§ Task instructions
The data below is to be output in full, unchanged.

§ Supplied records
......

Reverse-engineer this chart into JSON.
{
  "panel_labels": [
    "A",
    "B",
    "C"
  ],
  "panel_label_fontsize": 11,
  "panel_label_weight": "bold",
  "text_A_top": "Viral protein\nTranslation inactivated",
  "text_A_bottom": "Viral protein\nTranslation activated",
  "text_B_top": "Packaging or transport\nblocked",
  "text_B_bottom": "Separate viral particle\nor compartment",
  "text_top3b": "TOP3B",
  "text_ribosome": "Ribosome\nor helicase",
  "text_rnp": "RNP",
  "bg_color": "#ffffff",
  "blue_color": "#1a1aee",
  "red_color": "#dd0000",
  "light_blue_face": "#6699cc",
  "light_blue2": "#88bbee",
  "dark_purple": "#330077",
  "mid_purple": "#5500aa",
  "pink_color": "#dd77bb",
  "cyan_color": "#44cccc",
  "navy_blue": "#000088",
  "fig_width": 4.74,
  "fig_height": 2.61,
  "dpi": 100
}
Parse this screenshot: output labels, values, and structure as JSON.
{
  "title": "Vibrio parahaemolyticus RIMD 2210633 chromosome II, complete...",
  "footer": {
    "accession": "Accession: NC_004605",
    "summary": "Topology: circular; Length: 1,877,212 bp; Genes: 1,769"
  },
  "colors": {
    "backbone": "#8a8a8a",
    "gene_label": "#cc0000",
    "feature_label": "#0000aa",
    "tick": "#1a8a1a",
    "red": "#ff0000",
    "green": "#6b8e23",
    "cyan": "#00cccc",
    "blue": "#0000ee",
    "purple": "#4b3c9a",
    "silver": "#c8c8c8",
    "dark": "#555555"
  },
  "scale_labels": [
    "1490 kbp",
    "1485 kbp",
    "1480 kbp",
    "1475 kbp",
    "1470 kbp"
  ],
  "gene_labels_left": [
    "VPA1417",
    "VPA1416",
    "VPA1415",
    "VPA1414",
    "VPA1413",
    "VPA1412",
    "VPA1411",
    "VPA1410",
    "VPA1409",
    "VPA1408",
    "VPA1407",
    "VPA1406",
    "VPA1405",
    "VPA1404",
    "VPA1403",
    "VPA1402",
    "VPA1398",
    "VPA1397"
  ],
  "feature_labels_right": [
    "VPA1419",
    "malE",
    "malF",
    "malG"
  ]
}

......

§ The answer
Reverse-engineer this chart into JSON.
{
  "panel_labels": [
    "A",
    "B",
    "C"
  ],
  "panel_label_fontsize": 11,
  "panel_label_weight": "bold",
  "text_A_top": "Viral protein\nTranslation inactivated",
  "text_A_bottom": "Viral protein\nTranslation activated",
  "text_B_top": "Packaging or transport\nblocked",
  "text_B_bottom": "Separate viral particle\nor compartment",
  "text_top3b": "TOP3B",
  "text_ribosome": "Ribosome\nor helicase",
  "text_rnp": "RNP",
  "bg_color": "#ffffff",
  "blue_color": "#1a1aee",
  "red_color": "#dd0000",
  "light_blue_face": "#6699cc",
  "light_blue2": "#88bbee",
  "dark_purple": "#330077",
  "mid_purple": "#5500aa",
  "pink_color": "#dd77bb",
  "cyan_color": "#44cccc",
  "navy_blue": "#000088",
  "fig_width": 4.74,
  "fig_height": 2.61,
  "dpi": 100
}
Parse this screenshot: output labels, values, and structure as JSON.
{
  "title": "Vibrio parahaemolyticus RIMD 2210633 chromosome II, complete...",
  "footer": {
    "accession": "Accession: NC_004605",
    "summary": "Topology: circular; Length: 1,877,212 bp; Genes: 1,769"
  },
  "colors": {
    "backbone": "#8a8a8a",
    "gene_label": "#cc0000",
    "feature_label": "#0000aa",
    "tick": "#1a8a1a",
    "red": "#ff0000",
    "green": "#6b8e23",
    "cyan": "#00cccc",
    "blue": "#0000ee",
    "purple": "#4b3c9a",
    "silver": "#c8c8c8",
    "dark": "#555555"
  },
  "scale_labels": [
    "1490 kbp",
    "1485 kbp",
    "1480 kbp",
    "1475 kbp",
    "1470 kbp"
  ],
  "gene_labels_left": [
    "VPA1417",
    "VPA1416",
    "VPA1415",
    "VPA1414",
    "VPA1413",
    "VPA1412",
    "VPA1411",
    "VPA1410",
    "VPA1409",
    "VPA1408",
    "VPA1407",
    "VPA1406",
    "VPA1405",
    "VPA1404",
    "VPA1403",
    "VPA1402",
    "VPA1398",
    "VPA1397"
  ],
  "feature_labels_right": [
    "VPA1419",
    "malE",
    "malF",
    "malG"
  ]
}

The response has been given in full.